[DATA FOR THE TASK Boundary: Start]
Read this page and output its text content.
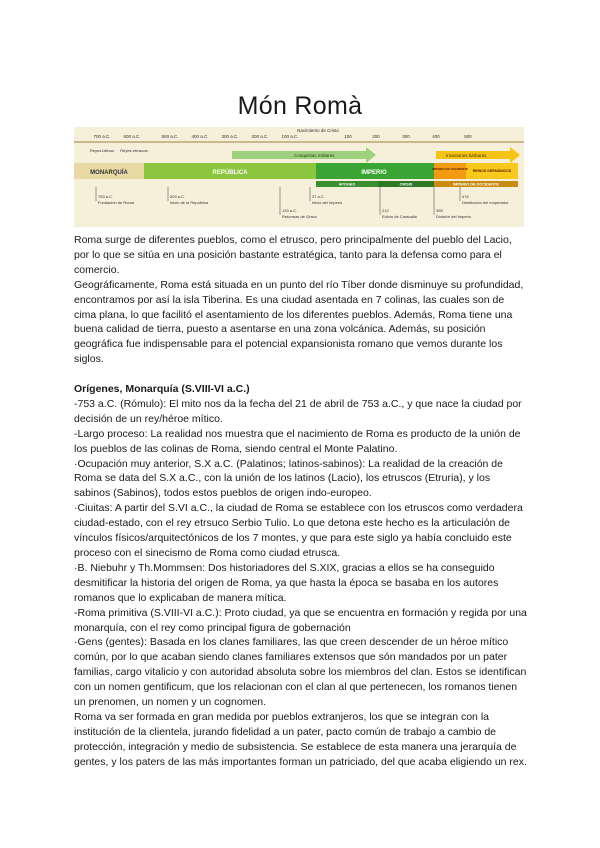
Món Romà
700 a.C.	600 a.C.	500 a.C.	400 a.C.	300 a.C.	200 a.C.	100 a.C.
Nacimiento de Cristo
100	200	300	400	500
Reyes latinos Reyes etruscos
Conquistas militares	Invasiones bárbaras
MONARQUÍA	REPÚBLICA	IMPERIO
IMPERIO DE OCCIDENTE REINOS GERMÁNICOS
APOGEO	CRISIS	IMPERIO DE OCCIDENTE
753 a.C.
Fundación de Roma
509 a.C.
Inicio de la República
133 a.C.
Reformas de Graco
27 a.C.
Inicio del Imperio
212
Edicto de Caracalla
395
División del Imperio
476
Destitución del emperador

Roma surge de diferentes pueblos, como el etrusco, pero principalmente del pueblo del Lacio, por lo que se sitúa en una posición bastante estratégica, tanto para la defensa como para el comercio.

Geográficamente, Roma está situada en un punto del río Tíber donde disminuye su profundidad, encontramos por así la isla Tiberina. Es una ciudad asentada en 7 colinas, las cuales son de cima plana, lo que facilitó el asentamiento de los diferentes pueblos. Además, Roma tiene una buena calidad de tierra, puesto a asentarse en una zona volcánica. Además, su posición geográfica fue indispensable para el potencial expansionista romano que vemos durante los siglos.

Orígenes, Monarquía (S.VIII-VI a.C.)

-753 a.C. (Rómulo): El mito nos da la fecha del 21 de abril de 753 a.C., y que nace la ciudad por decisión de un rey/héroe mítico.

-Largo proceso: La realidad nos muestra que el nacimiento de Roma es producto de la unión de los pueblos de las colinas de Roma, siendo central el Monte Palatino.

·Ocupación muy anterior, S.X a.C. (Palatinos; latinos-sabinos): La realidad de la creación de Roma se data del S.X a.C., con la unión de los latinos (Lacio), los etruscos (Etruria), y los sabinos (Sabinos), todos estos pueblos de origen indo-europeo.

·Ciuitas: A partir del S.VI a.C., la ciudad de Roma se establece con los etruscos como verdadera ciudad-estado, con el rey etrsuco Serbio Tulio. Lo que detona este hecho es la articulación de vínculos físicos/arquitectónicos de los 7 montes, y que para este siglo ya había concluido este proceso con el sinecismo de Roma como ciudad etrusca.

·B. Niebuhr y Th.Mommsen: Dos historiadores del S.XIX, gracias a ellos se ha conseguido desmitificar la historia del origen de Roma, ya que hasta la época se basaba en los autores romanos que lo explicaban de manera mítica.

-Roma primitiva (S.VIII-VI a.C.): Proto ciudad, ya que se encuentra en formación y regida por una monarquía, con el rey como principal figura de gobernación

·Gens (gentes): Basada en los clanes familiares, las que creen descender de un héroe mítico común, por lo que acaban siendo clanes familiares extensos que són mandados por un pater familias, cargo vitalicio y con autoridad absoluta sobre los miembros del clan. Estos se identifican con un nomen gentificum, que los relacionan con el clan al que pertenecen, los romanos tienen un prenomen, un nomen y un cognomen.

Roma va ser formada en gran medida por pueblos extranjeros, los que se integran con la institución de la clientela, jurando fidelidad a un pater, pacto común de trabajo a cambio de protección, integración y medio de subsistencia. Se establece de esta manera una jerarquía de gentes, y los paters de las más importantes forman un patriciado, del que acaba eligiendo un rex.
[DATA FOR THE TASK Boundary: End]
:: PROBLEM DESCRIPTION ::
Lines above with "latinos" in them are the ones to copy.

:: SOLUTION ::
Reyes latinos Reyes etruscos
·Ocupación muy anterior, S.X a.C. (Palatinos; latinos-sabinos): La realidad de la creación de Roma se data del S.X a.C., con la unión de los latinos (Lacio), los etruscos (Etruria), y los sabinos (Sabinos), todos estos pueblos de origen indo-europeo.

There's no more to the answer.